- **Problem requirements**: Render the material again word for word, skipping the pictures in it.

═════ Supplied information ═════

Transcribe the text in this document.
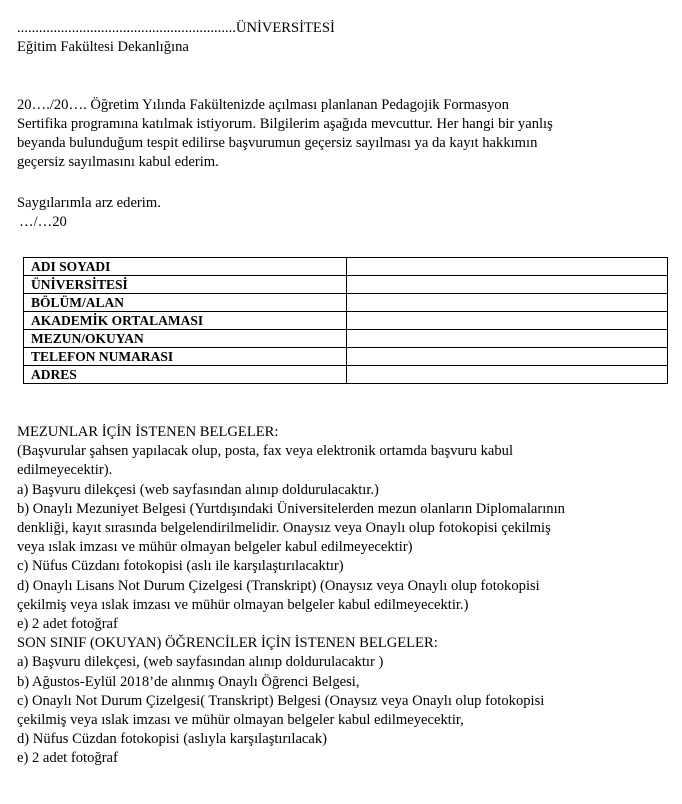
............................................................ÜNİVERSİTESİ
Eğitim Fakültesi Dekanlığına
20…./20…. Öğretim Yılında Fakültenizde açılması planlanan Pedagojik Formasyon
Sertifika programına katılmak istiyorum. Bilgilerim aşağıda mevcuttur. Her hangi bir yanlış
beyanda bulunduğum tespit edilirse başvurumun geçersiz sayılması ya da kayıt hakkımın
geçersiz sayılmasını kabul ederim.
Saygılarımla arz ederim.
…/…20
ADI SOYADI	
ÜNİVERSİTESİ	
BÖLÜM/ALAN	
AKADEMİK ORTALAMASI	
MEZUN/OKUYAN	
TELEFON NUMARASI	
ADRES	
MEZUNLAR İÇİN İSTENEN BELGELER:
(Başvurular şahsen yapılacak olup, posta, fax veya elektronik ortamda başvuru kabul
edilmeyecektir).
a) Başvuru dilekçesi (web sayfasından alınıp doldurulacaktır.)
b) Onaylı Mezuniyet Belgesi (Yurtdışındaki Üniversitelerden mezun olanların Diplomalarının
denkliği, kayıt sırasında belgelendirilmelidir. Onaysız veya Onaylı olup fotokopisi çekilmiş
veya ıslak imzası ve mühür olmayan belgeler kabul edilmeyecektir)
c) Nüfus Cüzdanı fotokopisi (aslı ile karşılaştırılacaktır)
d) Onaylı Lisans Not Durum Çizelgesi (Transkript) (Onaysız veya Onaylı olup fotokopisi
çekilmiş veya ıslak imzası ve mühür olmayan belgeler kabul edilmeyecektir.)
e) 2 adet fotoğraf
SON SINIF (OKUYAN) ÖĞRENCİLER İÇİN İSTENEN BELGELER:
a) Başvuru dilekçesi, (web sayfasından alınıp doldurulacaktır )
b) Ağustos-Eylül 2018’de alınmış Onaylı Öğrenci Belgesi,
c) Onaylı Not Durum Çizelgesi( Transkript) Belgesi (Onaysız veya Onaylı olup fotokopisi
çekilmiş veya ıslak imzası ve mühür olmayan belgeler kabul edilmeyecektir,
d) Nüfus Cüzdan fotokopisi (aslıyla karşılaştırılacak)
e) 2 adet fotoğraf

═════

- **Expected answer**:
Transcribe the text in this document.
............................................................ÜNİVERSİTESİ
Eğitim Fakültesi Dekanlığına
20…./20…. Öğretim Yılında Fakültenizde açılması planlanan Pedagojik Formasyon
Sertifika programına katılmak istiyorum. Bilgilerim aşağıda mevcuttur. Her hangi bir yanlış
beyanda bulunduğum tespit edilirse başvurumun geçersiz sayılması ya da kayıt hakkımın
geçersiz sayılmasını kabul ederim.
Saygılarımla arz ederim.
…/…20
ADI SOYADI	
ÜNİVERSİTESİ	
BÖLÜM/ALAN	
AKADEMİK ORTALAMASI	
MEZUN/OKUYAN	
TELEFON NUMARASI	
ADRES	
MEZUNLAR İÇİN İSTENEN BELGELER:
(Başvurular şahsen yapılacak olup, posta, fax veya elektronik ortamda başvuru kabul
edilmeyecektir).
a) Başvuru dilekçesi (web sayfasından alınıp doldurulacaktır.)
b) Onaylı Mezuniyet Belgesi (Yurtdışındaki Üniversitelerden mezun olanların Diplomalarının
denkliği, kayıt sırasında belgelendirilmelidir. Onaysız veya Onaylı olup fotokopisi çekilmiş
veya ıslak imzası ve mühür olmayan belgeler kabul edilmeyecektir)
c) Nüfus Cüzdanı fotokopisi (aslı ile karşılaştırılacaktır)
d) Onaylı Lisans Not Durum Çizelgesi (Transkript) (Onaysız veya Onaylı olup fotokopisi
çekilmiş veya ıslak imzası ve mühür olmayan belgeler kabul edilmeyecektir.)
e) 2 adet fotoğraf
SON SINIF (OKUYAN) ÖĞRENCİLER İÇİN İSTENEN BELGELER:
a) Başvuru dilekçesi, (web sayfasından alınıp doldurulacaktır )
b) Ağustos-Eylül 2018’de alınmış Onaylı Öğrenci Belgesi,
c) Onaylı Not Durum Çizelgesi( Transkript) Belgesi (Onaysız veya Onaylı olup fotokopisi
çekilmiş veya ıslak imzası ve mühür olmayan belgeler kabul edilmeyecektir,
d) Nüfus Cüzdan fotokopisi (aslıyla karşılaştırılacak)
e) 2 adet fotoğraf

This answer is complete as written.